▶ _Exercise_
Keep only the lines of the data below that contain "suelte", and copy them.

▶ _Data shown_
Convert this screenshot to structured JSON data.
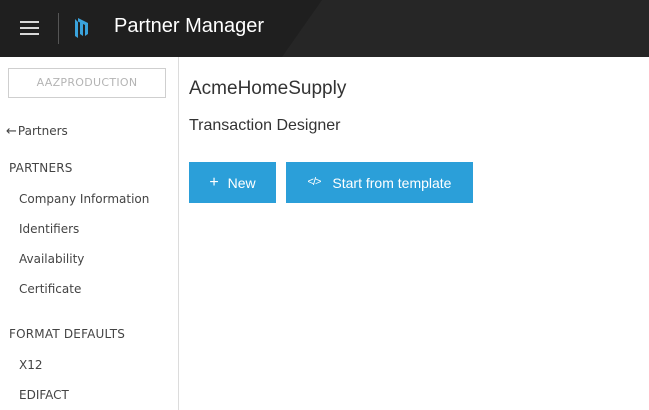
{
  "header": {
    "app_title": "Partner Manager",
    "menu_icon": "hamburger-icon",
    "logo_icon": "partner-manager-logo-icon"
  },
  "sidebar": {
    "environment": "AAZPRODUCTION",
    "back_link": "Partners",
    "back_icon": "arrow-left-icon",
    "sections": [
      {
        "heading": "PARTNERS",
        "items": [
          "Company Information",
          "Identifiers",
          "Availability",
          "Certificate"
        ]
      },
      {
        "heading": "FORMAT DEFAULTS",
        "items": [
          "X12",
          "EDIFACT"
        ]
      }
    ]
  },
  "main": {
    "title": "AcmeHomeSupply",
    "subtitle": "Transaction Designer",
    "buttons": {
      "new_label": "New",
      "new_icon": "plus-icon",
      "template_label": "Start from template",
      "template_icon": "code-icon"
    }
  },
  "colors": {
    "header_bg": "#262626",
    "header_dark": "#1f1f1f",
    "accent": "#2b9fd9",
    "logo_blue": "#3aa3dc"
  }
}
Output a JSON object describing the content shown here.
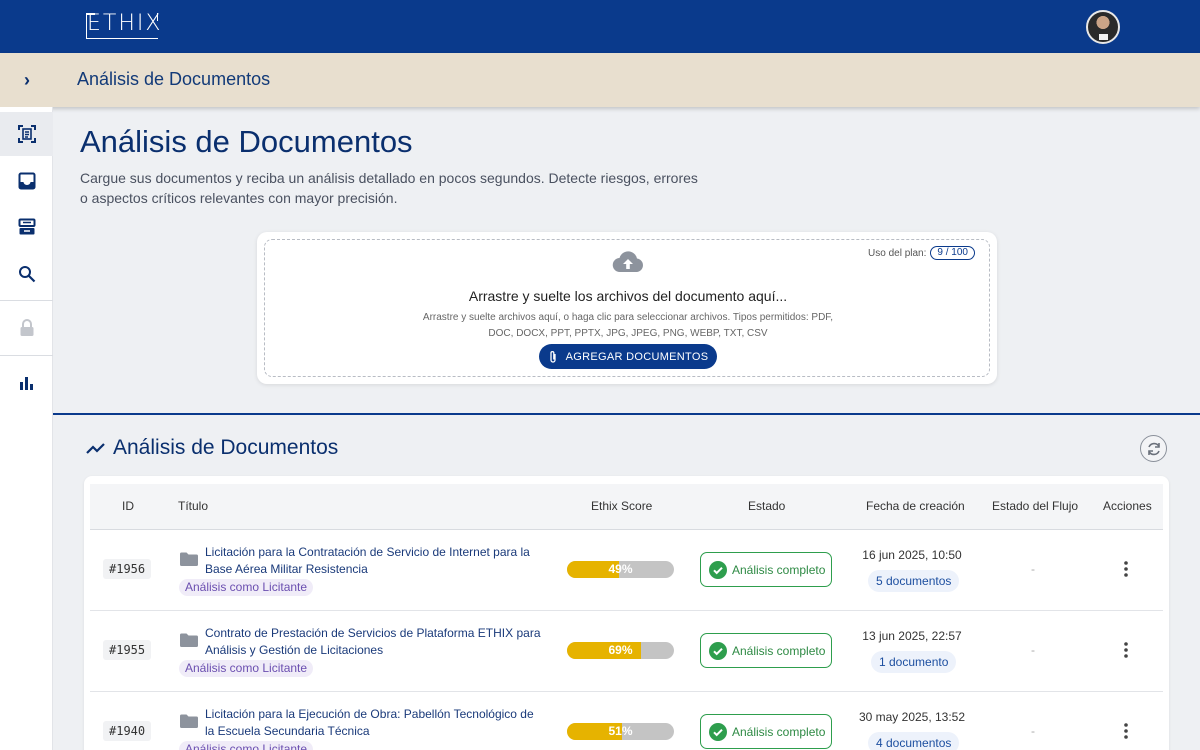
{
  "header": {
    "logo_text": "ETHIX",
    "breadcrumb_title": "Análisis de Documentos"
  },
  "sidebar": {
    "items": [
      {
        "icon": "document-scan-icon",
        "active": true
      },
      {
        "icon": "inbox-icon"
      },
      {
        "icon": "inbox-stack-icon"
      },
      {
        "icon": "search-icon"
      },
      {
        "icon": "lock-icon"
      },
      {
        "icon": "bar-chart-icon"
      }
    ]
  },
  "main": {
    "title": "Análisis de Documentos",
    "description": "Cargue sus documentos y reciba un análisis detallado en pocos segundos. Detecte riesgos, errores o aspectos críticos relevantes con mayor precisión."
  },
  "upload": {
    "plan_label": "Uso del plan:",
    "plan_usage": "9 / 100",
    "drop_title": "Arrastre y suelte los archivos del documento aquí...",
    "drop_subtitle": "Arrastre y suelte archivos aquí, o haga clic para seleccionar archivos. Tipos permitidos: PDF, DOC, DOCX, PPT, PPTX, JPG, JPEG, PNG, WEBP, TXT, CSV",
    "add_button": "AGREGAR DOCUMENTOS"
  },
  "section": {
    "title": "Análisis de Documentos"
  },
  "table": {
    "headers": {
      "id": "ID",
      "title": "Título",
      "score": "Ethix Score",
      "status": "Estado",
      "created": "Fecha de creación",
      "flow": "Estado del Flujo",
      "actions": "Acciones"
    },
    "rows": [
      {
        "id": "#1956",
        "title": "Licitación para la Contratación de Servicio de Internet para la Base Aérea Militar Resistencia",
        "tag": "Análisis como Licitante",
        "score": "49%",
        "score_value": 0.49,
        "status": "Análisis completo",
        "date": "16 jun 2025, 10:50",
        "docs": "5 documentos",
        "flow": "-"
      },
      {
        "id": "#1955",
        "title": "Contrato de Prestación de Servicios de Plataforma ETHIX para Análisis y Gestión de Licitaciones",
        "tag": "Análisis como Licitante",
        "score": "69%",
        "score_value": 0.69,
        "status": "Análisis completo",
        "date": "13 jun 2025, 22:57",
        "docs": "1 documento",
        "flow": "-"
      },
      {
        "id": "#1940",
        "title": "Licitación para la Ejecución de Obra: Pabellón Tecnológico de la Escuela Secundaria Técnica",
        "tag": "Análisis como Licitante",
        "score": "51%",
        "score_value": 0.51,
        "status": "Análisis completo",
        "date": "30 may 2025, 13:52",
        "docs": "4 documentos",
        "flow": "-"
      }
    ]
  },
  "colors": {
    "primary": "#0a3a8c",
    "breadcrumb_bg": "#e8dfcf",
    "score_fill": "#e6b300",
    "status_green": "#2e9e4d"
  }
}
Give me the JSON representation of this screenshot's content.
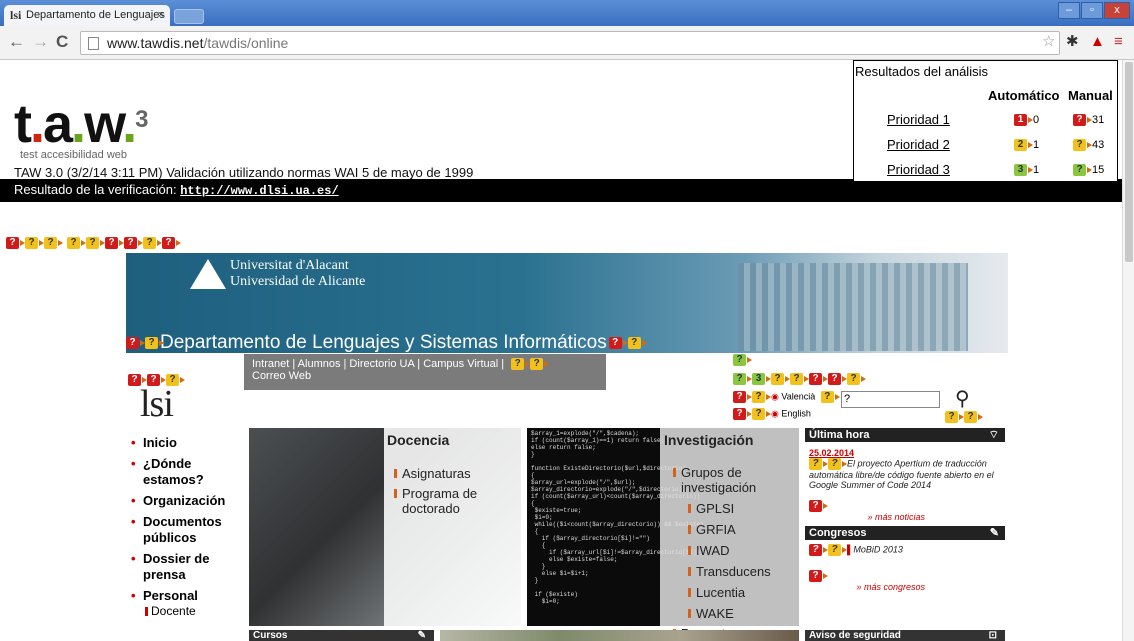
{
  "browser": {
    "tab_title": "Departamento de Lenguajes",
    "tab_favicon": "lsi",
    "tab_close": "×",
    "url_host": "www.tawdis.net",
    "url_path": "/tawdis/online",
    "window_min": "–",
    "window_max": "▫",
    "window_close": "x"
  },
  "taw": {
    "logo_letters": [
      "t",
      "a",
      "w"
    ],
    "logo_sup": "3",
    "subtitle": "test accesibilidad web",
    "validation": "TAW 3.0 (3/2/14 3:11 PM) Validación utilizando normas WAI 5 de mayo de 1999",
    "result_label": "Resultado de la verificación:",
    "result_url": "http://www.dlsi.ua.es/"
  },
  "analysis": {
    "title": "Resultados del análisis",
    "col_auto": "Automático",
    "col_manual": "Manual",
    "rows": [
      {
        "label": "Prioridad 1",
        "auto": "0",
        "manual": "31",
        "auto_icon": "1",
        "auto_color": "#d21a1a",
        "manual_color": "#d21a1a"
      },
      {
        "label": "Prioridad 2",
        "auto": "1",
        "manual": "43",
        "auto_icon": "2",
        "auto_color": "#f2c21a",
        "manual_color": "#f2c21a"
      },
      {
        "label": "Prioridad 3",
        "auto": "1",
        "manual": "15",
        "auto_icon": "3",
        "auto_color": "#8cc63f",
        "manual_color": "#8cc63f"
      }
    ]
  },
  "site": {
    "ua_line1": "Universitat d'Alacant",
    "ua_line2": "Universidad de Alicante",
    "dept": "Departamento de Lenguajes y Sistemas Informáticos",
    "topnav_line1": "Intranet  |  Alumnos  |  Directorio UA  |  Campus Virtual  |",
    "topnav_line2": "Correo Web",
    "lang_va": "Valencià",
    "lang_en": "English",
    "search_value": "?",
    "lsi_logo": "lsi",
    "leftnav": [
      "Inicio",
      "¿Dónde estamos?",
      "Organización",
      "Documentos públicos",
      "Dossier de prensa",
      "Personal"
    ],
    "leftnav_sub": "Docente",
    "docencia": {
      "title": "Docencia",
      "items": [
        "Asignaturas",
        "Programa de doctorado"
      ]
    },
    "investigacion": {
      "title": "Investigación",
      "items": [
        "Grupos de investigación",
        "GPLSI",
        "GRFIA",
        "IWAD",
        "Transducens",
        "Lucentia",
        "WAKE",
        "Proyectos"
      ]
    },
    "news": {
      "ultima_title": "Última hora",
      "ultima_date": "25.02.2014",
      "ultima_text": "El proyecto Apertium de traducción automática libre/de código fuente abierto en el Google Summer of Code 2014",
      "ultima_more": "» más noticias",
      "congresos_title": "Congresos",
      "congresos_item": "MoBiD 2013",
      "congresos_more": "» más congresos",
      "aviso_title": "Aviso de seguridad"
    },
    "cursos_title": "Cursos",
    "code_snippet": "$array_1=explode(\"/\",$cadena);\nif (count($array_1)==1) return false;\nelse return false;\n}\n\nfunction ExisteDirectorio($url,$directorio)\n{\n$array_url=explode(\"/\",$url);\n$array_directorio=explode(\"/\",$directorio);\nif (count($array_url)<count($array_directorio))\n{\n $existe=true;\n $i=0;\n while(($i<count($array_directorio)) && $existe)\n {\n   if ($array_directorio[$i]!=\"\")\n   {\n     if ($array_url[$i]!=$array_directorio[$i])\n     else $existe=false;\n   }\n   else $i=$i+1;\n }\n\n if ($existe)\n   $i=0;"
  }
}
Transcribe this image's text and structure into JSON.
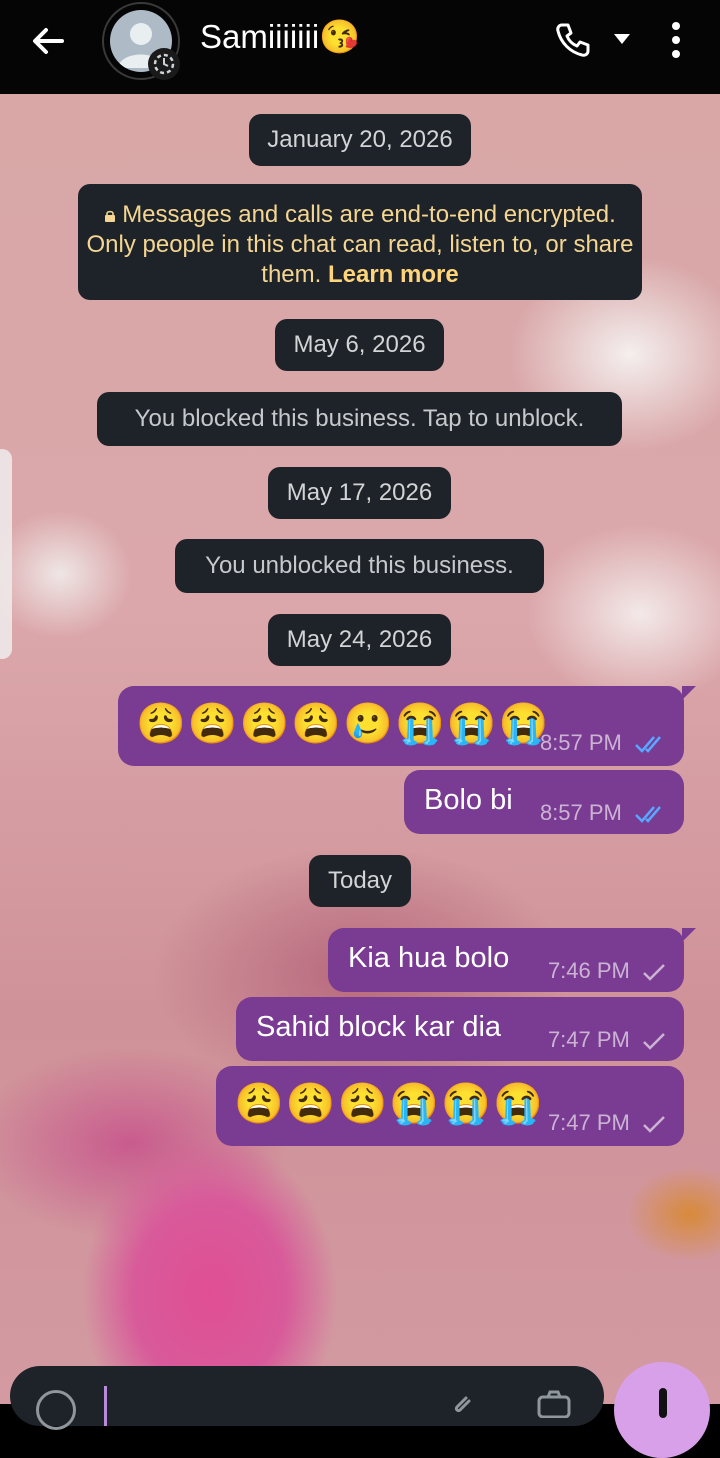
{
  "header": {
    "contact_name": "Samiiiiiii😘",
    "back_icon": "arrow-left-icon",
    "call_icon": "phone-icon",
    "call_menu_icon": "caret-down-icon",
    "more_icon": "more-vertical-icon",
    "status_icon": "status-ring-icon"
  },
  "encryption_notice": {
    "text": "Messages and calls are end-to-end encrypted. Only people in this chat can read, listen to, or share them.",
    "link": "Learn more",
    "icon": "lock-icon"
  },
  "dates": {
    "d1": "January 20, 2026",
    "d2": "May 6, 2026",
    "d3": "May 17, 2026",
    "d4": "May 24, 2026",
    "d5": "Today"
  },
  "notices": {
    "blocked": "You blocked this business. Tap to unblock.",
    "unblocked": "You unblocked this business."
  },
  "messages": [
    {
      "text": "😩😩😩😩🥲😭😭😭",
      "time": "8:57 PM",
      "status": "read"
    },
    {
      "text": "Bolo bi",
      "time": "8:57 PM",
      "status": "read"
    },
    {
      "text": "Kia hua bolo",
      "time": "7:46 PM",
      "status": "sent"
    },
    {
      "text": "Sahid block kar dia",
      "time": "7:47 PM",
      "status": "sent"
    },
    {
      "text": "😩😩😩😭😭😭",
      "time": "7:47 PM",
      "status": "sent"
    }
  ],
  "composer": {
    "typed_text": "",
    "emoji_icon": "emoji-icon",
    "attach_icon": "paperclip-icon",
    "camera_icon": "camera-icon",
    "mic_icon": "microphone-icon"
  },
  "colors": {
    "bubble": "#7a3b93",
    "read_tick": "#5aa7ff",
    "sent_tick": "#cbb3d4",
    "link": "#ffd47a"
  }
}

▶ _Solution to this exercise_
    "drop_title": "Arrastre y suelte los archivos del documento aquí...",
    "drop_subtitle": "Arrastre y suelte archivos aquí, o haga clic para seleccionar archivos. Tipos permitidos: PDF, DOC, DOCX, PPT, PPTX, JPG, JPEG, PNG, WEBP, TXT, CSV",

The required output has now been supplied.